• _Objective_: Copy each line below in which the string "Vanilla" occurs.

• _Records for the task_:

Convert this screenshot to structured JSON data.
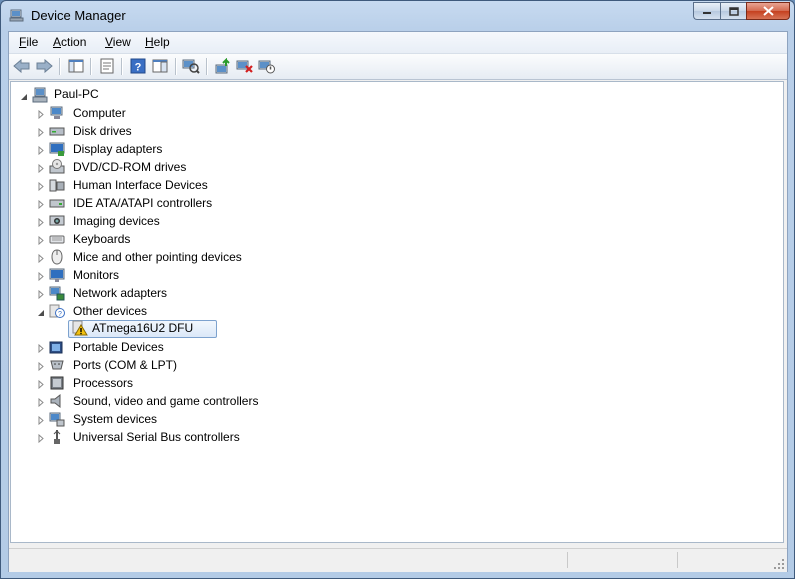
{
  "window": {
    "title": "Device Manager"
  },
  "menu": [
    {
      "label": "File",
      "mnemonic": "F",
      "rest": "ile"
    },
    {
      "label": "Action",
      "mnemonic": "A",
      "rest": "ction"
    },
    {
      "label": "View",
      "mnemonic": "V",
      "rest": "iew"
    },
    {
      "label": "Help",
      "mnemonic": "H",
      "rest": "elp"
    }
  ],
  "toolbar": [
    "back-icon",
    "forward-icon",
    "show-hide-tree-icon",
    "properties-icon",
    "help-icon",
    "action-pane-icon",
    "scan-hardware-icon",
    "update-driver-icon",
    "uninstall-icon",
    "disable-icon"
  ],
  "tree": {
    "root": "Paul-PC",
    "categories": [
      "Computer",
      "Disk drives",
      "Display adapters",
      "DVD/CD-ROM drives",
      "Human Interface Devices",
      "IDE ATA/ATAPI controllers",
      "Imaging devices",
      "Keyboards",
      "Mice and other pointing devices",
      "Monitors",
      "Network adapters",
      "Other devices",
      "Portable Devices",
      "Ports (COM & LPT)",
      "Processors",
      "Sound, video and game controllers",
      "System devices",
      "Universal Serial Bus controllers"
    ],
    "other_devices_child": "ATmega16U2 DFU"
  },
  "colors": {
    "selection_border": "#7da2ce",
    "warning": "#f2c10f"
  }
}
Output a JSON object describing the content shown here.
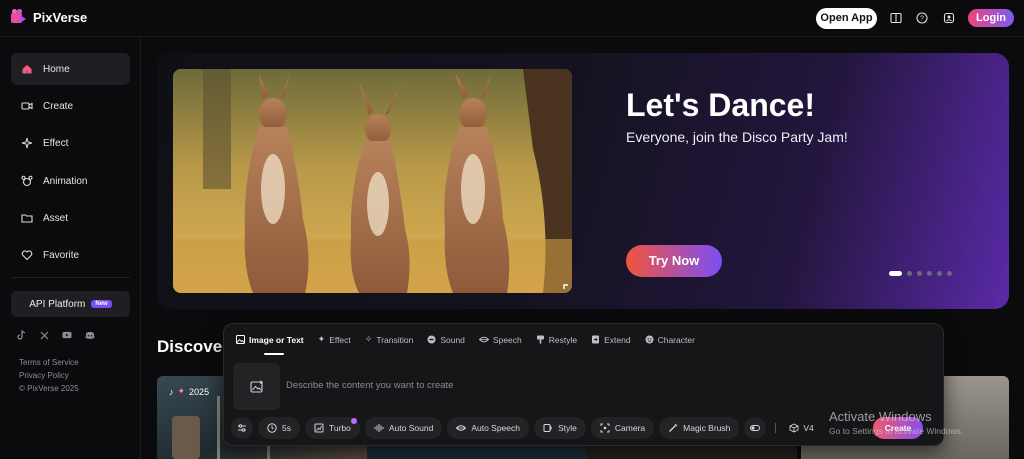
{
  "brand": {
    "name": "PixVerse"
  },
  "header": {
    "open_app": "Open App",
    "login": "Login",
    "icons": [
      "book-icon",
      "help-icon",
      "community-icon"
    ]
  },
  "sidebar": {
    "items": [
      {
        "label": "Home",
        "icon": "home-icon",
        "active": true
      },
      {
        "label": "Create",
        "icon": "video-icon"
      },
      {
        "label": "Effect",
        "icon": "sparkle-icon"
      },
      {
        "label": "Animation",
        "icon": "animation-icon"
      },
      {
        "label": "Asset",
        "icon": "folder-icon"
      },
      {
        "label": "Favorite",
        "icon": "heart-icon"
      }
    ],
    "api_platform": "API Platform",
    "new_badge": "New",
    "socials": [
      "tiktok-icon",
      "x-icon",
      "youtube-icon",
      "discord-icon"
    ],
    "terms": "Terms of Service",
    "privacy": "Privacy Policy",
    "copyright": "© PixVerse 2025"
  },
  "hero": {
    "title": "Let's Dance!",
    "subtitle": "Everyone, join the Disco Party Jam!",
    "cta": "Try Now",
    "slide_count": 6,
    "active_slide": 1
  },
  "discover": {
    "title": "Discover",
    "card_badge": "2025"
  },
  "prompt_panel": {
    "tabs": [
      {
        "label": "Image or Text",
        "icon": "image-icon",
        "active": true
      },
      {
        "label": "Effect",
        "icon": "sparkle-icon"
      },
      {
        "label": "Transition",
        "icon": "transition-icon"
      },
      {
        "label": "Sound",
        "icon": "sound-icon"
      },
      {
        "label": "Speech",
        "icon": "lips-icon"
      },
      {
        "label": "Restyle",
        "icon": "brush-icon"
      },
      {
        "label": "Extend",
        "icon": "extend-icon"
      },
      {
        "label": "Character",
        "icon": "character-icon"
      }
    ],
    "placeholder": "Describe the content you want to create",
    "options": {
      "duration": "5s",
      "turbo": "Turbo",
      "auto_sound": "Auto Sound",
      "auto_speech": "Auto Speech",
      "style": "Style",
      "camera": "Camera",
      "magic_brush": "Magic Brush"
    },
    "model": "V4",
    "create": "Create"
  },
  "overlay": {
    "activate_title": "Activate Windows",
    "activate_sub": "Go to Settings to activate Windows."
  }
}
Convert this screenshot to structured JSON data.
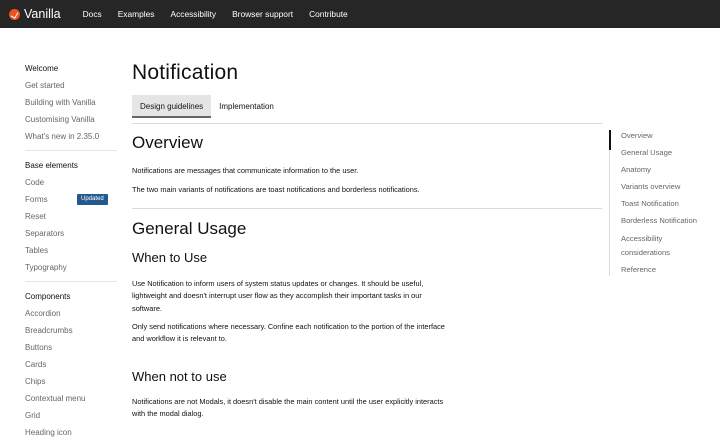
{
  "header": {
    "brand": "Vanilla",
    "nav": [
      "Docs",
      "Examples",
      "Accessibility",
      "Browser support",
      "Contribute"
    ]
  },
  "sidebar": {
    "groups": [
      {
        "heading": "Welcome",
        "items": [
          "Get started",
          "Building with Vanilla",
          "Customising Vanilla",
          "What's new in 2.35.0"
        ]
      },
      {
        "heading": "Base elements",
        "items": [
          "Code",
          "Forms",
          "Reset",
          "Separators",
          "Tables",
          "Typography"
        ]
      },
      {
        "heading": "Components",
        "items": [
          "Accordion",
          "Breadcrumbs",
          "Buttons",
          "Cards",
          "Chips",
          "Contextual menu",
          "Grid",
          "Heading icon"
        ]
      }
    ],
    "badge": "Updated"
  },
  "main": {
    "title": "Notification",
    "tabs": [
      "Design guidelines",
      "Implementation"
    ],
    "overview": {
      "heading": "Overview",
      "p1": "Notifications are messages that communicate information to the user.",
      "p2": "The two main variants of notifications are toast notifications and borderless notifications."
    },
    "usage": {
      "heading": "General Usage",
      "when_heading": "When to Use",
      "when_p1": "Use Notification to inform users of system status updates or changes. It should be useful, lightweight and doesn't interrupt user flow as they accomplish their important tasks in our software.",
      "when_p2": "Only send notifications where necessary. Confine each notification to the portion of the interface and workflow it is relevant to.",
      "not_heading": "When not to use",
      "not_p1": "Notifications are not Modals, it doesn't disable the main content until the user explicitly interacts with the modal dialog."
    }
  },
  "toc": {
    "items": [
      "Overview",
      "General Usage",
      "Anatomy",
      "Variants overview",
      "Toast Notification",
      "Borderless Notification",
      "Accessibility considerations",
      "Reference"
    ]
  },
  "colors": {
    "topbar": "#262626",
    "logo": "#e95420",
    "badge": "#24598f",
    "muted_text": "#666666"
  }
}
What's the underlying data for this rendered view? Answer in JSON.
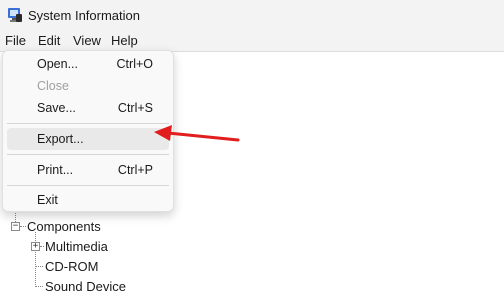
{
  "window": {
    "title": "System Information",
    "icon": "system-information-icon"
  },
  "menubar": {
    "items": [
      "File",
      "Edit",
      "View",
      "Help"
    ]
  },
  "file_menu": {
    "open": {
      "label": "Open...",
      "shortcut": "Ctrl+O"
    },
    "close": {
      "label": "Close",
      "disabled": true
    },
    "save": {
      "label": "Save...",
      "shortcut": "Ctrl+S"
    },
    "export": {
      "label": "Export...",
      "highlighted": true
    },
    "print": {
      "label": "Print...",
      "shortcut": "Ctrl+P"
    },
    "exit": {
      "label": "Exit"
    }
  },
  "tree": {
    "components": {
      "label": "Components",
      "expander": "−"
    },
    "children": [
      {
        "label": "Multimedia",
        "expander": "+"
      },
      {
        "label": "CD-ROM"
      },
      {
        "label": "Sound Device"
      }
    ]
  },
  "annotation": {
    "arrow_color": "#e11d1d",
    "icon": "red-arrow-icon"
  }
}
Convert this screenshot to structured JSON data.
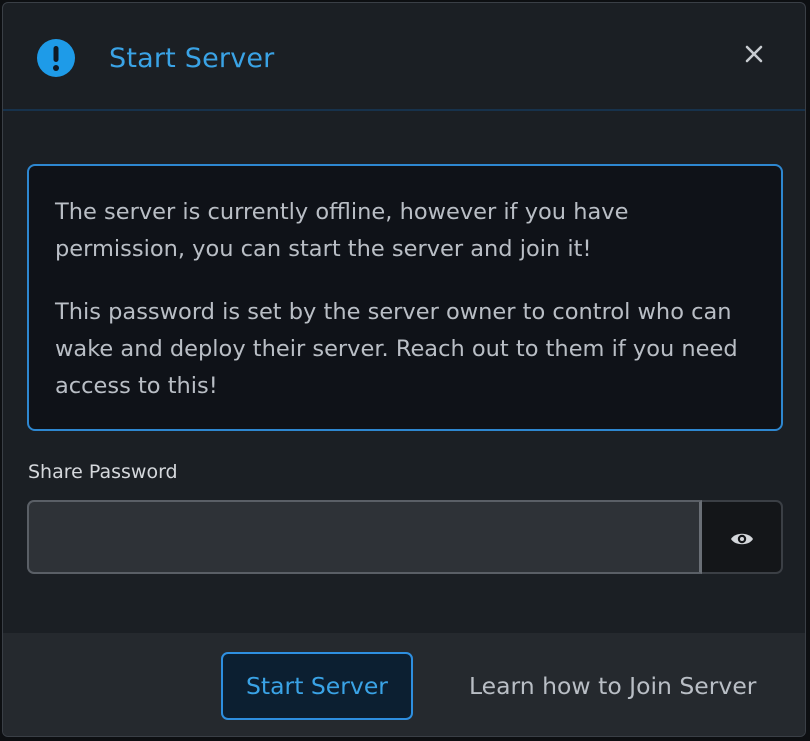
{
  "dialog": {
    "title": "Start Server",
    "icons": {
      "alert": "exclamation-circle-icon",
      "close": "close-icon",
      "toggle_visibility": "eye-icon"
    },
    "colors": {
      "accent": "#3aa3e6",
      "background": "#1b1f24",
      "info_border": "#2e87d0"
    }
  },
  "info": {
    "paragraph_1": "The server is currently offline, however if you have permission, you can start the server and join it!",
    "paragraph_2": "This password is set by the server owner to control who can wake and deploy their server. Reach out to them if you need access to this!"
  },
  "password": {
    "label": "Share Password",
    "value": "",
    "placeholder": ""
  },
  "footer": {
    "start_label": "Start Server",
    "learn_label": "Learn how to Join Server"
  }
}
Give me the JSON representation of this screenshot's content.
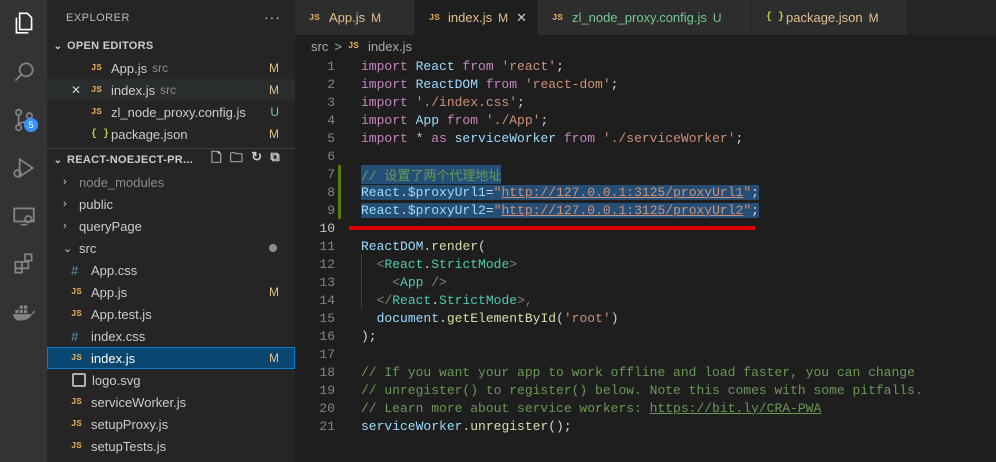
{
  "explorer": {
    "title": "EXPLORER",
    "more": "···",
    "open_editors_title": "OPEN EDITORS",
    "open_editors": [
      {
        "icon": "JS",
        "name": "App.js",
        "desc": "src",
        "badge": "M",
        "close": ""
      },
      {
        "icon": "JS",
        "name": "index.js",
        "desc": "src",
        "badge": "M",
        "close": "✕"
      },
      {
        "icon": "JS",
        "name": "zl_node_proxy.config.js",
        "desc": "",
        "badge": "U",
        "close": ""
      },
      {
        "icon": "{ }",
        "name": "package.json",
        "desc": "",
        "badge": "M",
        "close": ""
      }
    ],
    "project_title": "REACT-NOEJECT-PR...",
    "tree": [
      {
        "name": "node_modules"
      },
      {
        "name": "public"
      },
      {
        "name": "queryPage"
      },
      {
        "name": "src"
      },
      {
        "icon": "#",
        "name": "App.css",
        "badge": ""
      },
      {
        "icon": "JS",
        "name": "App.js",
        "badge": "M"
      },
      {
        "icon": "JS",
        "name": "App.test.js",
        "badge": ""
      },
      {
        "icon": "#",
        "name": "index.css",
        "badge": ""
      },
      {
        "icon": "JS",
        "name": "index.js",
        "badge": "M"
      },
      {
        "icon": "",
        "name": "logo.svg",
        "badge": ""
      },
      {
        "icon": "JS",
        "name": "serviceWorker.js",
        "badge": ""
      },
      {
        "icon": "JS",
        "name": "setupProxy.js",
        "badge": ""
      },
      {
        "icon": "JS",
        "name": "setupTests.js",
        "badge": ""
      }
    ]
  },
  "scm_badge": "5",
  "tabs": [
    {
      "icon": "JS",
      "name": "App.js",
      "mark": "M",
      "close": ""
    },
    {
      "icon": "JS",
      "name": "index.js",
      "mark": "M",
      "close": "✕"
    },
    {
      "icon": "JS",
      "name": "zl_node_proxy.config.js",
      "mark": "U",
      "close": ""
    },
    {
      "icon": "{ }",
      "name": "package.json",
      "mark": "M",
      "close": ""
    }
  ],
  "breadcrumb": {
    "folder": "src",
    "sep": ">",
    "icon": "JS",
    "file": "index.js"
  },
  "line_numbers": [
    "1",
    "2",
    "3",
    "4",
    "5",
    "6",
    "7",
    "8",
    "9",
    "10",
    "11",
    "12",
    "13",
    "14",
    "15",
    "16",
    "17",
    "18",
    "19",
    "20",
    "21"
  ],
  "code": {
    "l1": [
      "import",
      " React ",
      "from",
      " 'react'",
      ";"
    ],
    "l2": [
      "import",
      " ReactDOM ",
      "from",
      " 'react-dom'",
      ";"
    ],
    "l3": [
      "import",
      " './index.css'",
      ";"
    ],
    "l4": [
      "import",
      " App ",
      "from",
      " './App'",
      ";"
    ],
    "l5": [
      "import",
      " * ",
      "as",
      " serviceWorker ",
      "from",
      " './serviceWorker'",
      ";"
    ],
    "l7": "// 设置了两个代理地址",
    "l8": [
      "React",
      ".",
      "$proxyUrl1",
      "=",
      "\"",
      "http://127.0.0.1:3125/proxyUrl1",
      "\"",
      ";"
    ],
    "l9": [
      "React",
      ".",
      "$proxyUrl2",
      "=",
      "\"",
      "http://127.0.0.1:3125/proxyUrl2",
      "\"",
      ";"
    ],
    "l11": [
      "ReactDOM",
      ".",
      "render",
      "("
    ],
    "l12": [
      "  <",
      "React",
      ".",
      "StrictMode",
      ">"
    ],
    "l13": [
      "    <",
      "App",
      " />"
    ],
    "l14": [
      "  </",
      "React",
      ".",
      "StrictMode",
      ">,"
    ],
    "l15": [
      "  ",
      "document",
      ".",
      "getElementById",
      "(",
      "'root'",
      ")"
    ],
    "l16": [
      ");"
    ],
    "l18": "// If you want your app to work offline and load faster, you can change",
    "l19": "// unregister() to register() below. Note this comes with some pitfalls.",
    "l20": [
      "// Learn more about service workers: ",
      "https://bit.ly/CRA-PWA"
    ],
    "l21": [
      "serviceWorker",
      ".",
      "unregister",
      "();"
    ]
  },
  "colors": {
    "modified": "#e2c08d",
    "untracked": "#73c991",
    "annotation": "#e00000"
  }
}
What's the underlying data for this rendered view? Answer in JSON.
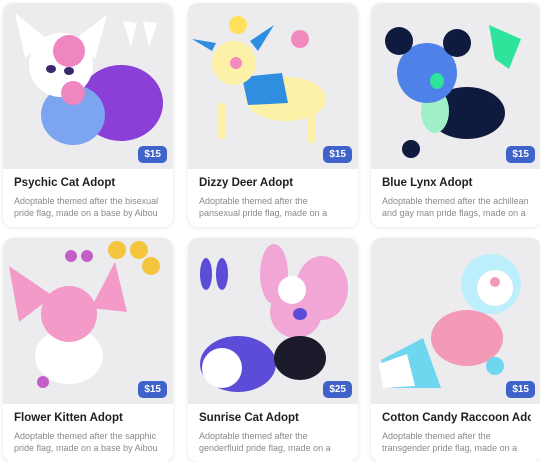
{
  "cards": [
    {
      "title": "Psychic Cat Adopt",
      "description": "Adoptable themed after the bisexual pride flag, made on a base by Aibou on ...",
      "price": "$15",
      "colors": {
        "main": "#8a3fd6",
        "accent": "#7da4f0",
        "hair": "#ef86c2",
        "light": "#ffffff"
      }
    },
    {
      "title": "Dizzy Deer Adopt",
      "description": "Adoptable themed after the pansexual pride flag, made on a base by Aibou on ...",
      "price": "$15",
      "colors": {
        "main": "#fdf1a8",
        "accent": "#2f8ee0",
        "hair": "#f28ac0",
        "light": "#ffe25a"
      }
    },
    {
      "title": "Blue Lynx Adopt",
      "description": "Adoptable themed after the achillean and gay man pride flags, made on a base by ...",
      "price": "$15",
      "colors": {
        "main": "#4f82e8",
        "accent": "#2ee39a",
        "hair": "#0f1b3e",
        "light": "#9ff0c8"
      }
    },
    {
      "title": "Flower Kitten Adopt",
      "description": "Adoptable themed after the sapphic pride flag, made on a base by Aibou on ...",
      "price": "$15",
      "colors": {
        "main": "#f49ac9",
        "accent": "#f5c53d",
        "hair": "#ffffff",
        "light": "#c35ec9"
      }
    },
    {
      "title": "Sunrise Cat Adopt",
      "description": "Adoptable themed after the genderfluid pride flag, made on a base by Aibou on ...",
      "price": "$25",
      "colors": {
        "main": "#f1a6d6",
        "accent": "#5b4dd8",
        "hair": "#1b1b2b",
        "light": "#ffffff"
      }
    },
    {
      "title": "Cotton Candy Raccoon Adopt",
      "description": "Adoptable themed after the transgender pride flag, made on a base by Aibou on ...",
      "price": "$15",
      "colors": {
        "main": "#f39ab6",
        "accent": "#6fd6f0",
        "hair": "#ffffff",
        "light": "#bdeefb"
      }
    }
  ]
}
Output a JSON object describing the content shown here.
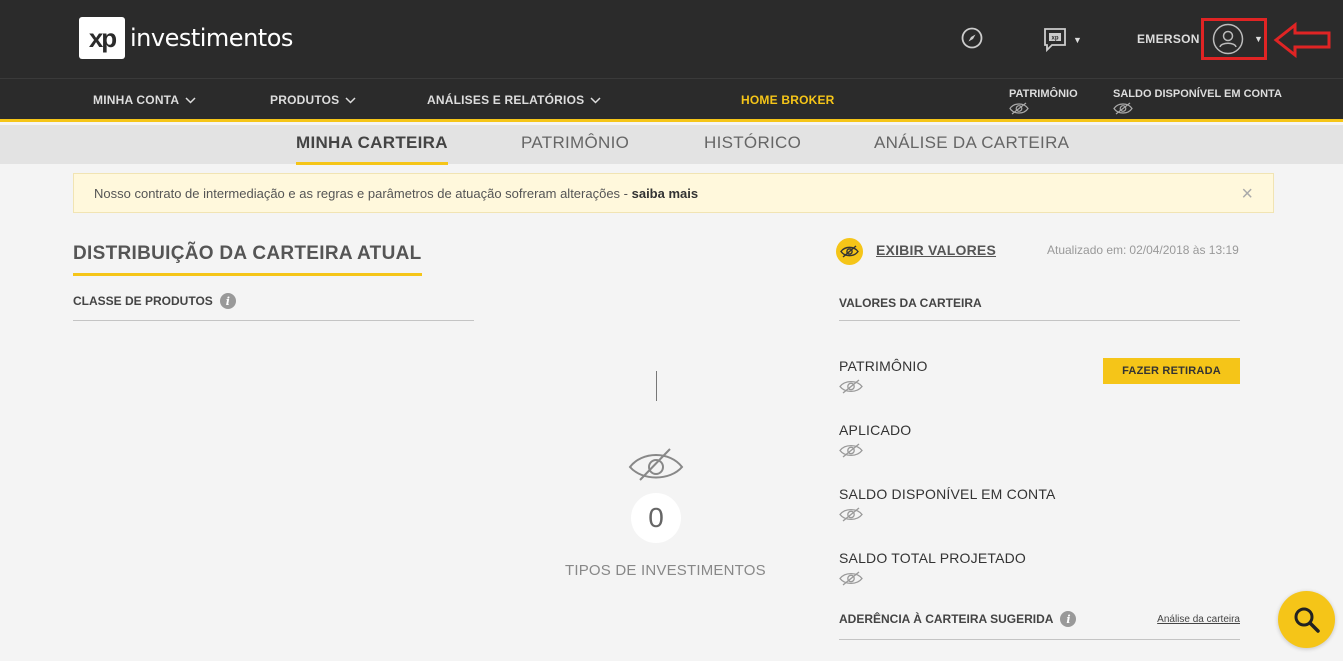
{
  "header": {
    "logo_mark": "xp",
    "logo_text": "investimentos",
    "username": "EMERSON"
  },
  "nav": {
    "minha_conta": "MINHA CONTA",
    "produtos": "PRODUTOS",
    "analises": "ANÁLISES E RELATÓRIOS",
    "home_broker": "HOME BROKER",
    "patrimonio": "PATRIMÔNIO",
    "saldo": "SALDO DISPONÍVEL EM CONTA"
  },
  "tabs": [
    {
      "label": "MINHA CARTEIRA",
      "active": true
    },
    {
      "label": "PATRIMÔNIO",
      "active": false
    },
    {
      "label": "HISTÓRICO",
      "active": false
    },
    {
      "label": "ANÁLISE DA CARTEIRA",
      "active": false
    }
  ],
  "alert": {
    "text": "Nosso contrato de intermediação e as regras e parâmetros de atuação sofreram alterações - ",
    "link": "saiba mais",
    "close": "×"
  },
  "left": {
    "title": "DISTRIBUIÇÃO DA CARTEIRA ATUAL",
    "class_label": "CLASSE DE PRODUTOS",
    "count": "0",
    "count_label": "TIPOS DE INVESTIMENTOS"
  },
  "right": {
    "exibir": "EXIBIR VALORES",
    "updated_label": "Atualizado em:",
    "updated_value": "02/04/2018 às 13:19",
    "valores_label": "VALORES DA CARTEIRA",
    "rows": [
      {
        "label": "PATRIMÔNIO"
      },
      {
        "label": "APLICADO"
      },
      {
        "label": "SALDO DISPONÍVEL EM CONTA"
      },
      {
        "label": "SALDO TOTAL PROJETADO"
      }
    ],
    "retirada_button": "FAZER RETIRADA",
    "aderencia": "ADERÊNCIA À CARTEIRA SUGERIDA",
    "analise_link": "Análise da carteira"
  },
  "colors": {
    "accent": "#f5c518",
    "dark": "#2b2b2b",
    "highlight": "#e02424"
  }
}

• _Full solution_:
    "brand": "Vanilla",
          "Building with Vanilla",
          "Customising Vanilla",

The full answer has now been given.